▸ Objective
Quote the listing below in its entirety, omitting every image.

▸ Records for this exercise

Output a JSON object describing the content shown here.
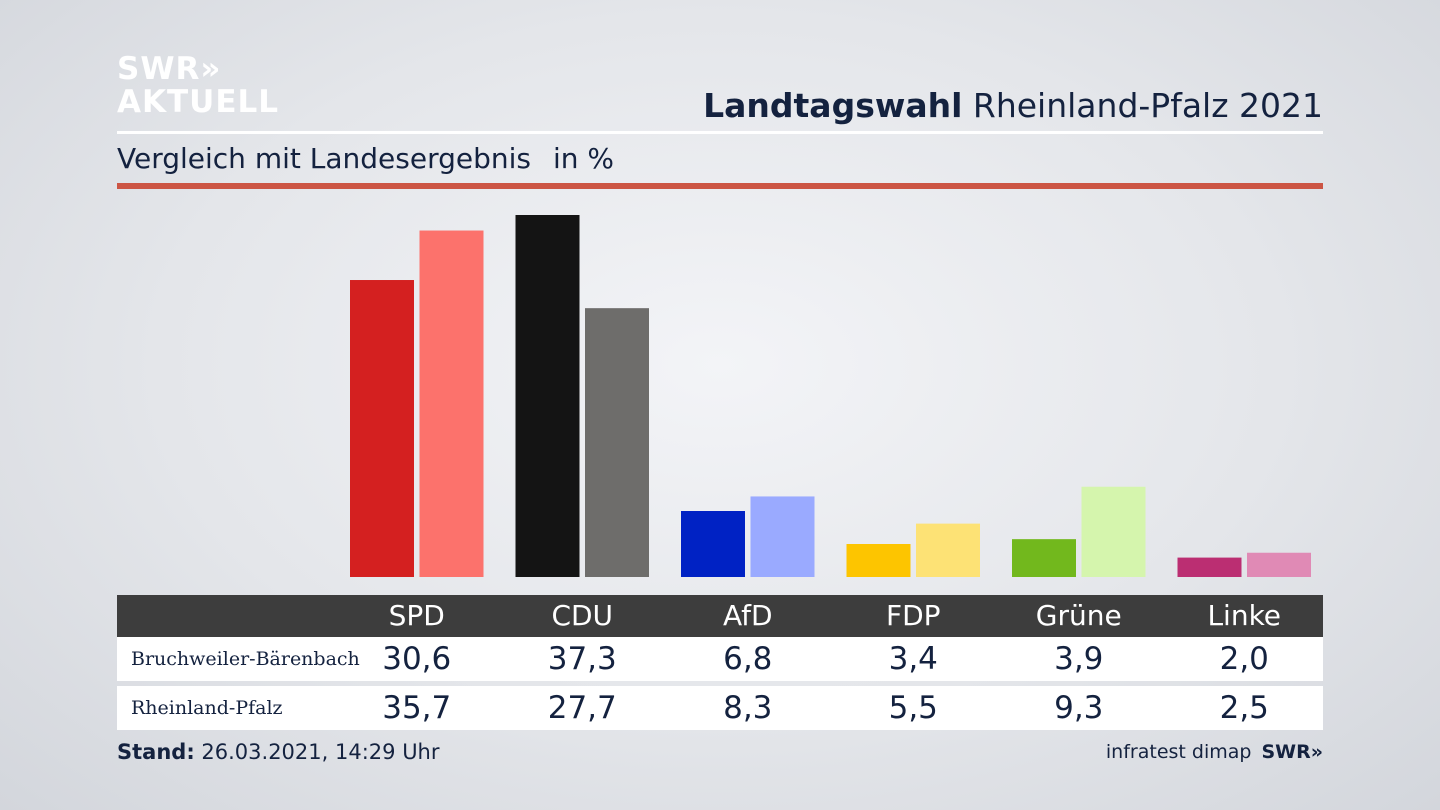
{
  "logo": {
    "line1": "SWR»",
    "line2": "AKTUELL"
  },
  "header": {
    "title_bold": "Landtagswahl",
    "title_rest": "Rheinland-Pfalz 2021"
  },
  "subtitle": {
    "text": "Vergleich mit Landesergebnis",
    "unit": "in %"
  },
  "chart_data": {
    "type": "bar",
    "title": "Landtagswahl Rheinland-Pfalz 2021",
    "subtitle": "Vergleich mit Landesergebnis in %",
    "categories": [
      "SPD",
      "CDU",
      "AfD",
      "FDP",
      "Grüne",
      "Linke"
    ],
    "series": [
      {
        "name": "Bruchweiler-Bärenbach",
        "values": [
          30.6,
          37.3,
          6.8,
          3.4,
          3.9,
          2.0
        ],
        "colors": [
          "#d42020",
          "#141414",
          "#0022c4",
          "#fdc500",
          "#72b81d",
          "#bb2e72"
        ]
      },
      {
        "name": "Rheinland-Pfalz",
        "values": [
          35.7,
          27.7,
          8.3,
          5.5,
          9.3,
          2.5
        ],
        "colors": [
          "#fc726c",
          "#6e6d6b",
          "#9aaaff",
          "#fde275",
          "#d5f5ad",
          "#e08ab5"
        ]
      }
    ],
    "display_values": [
      [
        "30,6",
        "37,3",
        "6,8",
        "3,4",
        "3,9",
        "2,0"
      ],
      [
        "35,7",
        "27,7",
        "8,3",
        "5,5",
        "9,3",
        "2,5"
      ]
    ],
    "ylim": [
      0,
      37.3
    ],
    "grid": false,
    "legend": "table-below"
  },
  "footer": {
    "stand_label": "Stand:",
    "stand_value": "26.03.2021, 14:29 Uhr",
    "source": "infratest dimap",
    "brand": "SWR»"
  }
}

▸ Task solution
Output a JSON object describing the content shown here.
{
  "logo": {
    "line1": "SWR»",
    "line2": "AKTUELL"
  },
  "header": {
    "title_bold": "Landtagswahl",
    "title_rest": "Rheinland-Pfalz 2021"
  },
  "subtitle": {
    "text": "Vergleich mit Landesergebnis",
    "unit": "in %"
  },
  "chart_data": {
    "type": "bar",
    "title": "Landtagswahl Rheinland-Pfalz 2021",
    "subtitle": "Vergleich mit Landesergebnis in %",
    "categories": [
      "SPD",
      "CDU",
      "AfD",
      "FDP",
      "Grüne",
      "Linke"
    ],
    "series": [
      {
        "name": "Bruchweiler-Bärenbach",
        "values": [
          30.6,
          37.3,
          6.8,
          3.4,
          3.9,
          2.0
        ],
        "colors": [
          "#d42020",
          "#141414",
          "#0022c4",
          "#fdc500",
          "#72b81d",
          "#bb2e72"
        ]
      },
      {
        "name": "Rheinland-Pfalz",
        "values": [
          35.7,
          27.7,
          8.3,
          5.5,
          9.3,
          2.5
        ],
        "colors": [
          "#fc726c",
          "#6e6d6b",
          "#9aaaff",
          "#fde275",
          "#d5f5ad",
          "#e08ab5"
        ]
      }
    ],
    "display_values": [
      [
        "30,6",
        "37,3",
        "6,8",
        "3,4",
        "3,9",
        "2,0"
      ],
      [
        "35,7",
        "27,7",
        "8,3",
        "5,5",
        "9,3",
        "2,5"
      ]
    ],
    "ylim": [
      0,
      37.3
    ],
    "grid": false,
    "legend": "table-below"
  },
  "footer": {
    "stand_label": "Stand:",
    "stand_value": "26.03.2021, 14:29 Uhr",
    "source": "infratest dimap",
    "brand": "SWR»"
  }
}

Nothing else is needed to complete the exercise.